### Work required
Collect from the data below each line with "spectra".

### Task inputs
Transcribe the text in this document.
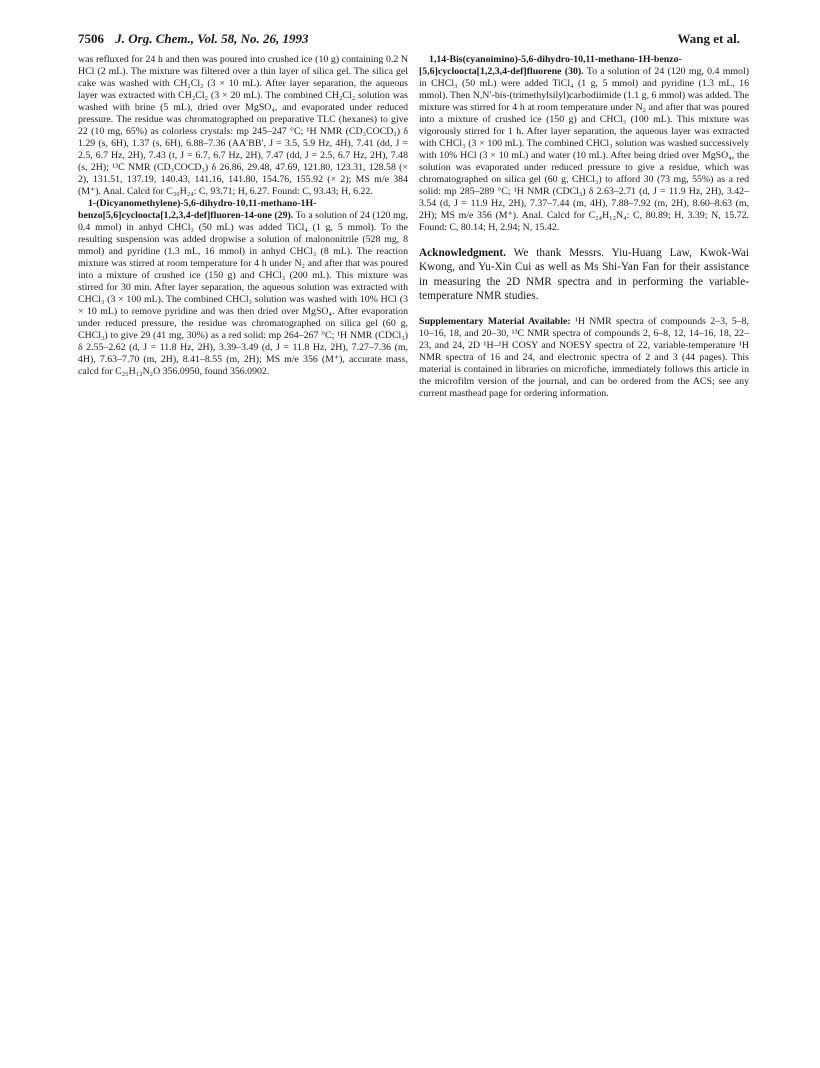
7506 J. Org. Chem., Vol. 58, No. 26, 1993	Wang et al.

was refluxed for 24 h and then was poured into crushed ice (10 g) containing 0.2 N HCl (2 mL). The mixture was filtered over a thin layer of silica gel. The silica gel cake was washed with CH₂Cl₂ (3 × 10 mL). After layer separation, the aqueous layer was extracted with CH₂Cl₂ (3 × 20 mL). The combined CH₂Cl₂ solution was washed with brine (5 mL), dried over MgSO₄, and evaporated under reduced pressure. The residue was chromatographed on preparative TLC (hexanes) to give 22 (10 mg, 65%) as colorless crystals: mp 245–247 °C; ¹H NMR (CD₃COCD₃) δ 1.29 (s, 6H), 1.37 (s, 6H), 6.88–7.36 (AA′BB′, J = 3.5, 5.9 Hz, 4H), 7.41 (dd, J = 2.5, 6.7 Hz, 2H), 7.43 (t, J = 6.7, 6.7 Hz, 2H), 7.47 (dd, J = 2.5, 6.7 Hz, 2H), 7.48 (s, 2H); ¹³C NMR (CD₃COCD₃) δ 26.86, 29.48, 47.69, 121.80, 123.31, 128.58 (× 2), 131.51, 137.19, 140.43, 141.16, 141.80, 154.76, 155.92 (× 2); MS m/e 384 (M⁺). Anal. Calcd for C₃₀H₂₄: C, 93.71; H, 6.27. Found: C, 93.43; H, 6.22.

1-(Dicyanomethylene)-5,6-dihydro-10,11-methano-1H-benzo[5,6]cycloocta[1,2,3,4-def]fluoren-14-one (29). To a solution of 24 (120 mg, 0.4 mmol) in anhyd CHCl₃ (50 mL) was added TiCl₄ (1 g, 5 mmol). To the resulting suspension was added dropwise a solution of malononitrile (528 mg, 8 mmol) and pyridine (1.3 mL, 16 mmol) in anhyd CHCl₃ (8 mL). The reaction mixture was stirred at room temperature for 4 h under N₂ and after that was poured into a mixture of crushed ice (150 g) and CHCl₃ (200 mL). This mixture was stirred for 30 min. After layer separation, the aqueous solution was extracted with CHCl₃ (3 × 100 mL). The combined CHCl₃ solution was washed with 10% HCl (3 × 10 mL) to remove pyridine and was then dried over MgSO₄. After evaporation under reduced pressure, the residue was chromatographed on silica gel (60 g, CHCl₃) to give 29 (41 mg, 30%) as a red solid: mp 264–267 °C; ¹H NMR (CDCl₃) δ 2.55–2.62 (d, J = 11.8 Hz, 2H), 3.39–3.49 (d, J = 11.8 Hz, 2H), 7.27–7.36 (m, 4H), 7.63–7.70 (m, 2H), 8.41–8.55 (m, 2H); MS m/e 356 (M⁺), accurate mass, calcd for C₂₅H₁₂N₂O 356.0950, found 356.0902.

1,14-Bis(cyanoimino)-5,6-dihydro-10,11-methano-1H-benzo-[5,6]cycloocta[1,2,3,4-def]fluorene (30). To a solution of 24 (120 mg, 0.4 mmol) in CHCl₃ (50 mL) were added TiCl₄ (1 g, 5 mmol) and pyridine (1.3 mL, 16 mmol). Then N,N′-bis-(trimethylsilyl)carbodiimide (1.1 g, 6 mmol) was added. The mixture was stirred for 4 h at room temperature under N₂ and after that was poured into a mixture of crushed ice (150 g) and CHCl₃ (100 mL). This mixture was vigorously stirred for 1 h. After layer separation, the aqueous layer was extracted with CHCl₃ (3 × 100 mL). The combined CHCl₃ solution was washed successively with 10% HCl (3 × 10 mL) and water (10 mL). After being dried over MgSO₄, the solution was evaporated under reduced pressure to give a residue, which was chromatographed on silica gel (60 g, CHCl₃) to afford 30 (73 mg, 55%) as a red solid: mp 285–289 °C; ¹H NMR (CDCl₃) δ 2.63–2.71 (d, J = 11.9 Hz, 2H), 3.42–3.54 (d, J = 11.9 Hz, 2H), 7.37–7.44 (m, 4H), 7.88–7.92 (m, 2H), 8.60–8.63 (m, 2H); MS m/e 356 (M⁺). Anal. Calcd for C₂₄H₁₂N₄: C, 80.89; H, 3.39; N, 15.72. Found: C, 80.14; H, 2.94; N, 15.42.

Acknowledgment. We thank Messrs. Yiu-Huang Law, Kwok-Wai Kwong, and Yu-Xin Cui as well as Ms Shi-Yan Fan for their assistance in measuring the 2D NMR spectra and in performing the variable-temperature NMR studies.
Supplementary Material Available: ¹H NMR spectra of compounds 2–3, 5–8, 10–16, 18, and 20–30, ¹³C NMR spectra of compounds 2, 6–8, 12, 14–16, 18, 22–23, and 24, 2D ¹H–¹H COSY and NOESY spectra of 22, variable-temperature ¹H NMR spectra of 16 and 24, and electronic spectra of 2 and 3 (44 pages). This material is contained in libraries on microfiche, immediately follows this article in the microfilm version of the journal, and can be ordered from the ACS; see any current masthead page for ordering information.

### Task result
Acknowledgment. We thank Messrs. Yiu-Huang Law, Kwok-Wai Kwong, and Yu-Xin Cui as well as Ms Shi-Yan Fan for their assistance in measuring the 2D NMR spectra and in performing the variable-temperature NMR studies.
Supplementary Material Available: ¹H NMR spectra of compounds 2–3, 5–8, 10–16, 18, and 20–30, ¹³C NMR spectra of compounds 2, 6–8, 12, 14–16, 18, 22–23, and 24, 2D ¹H–¹H COSY and NOESY spectra of 22, variable-temperature ¹H NMR spectra of 16 and 24, and electronic spectra of 2 and 3 (44 pages). This material is contained in libraries on microfiche, immediately follows this article in the microfilm version of the journal, and can be ordered from the ACS; see any current masthead page for ordering information.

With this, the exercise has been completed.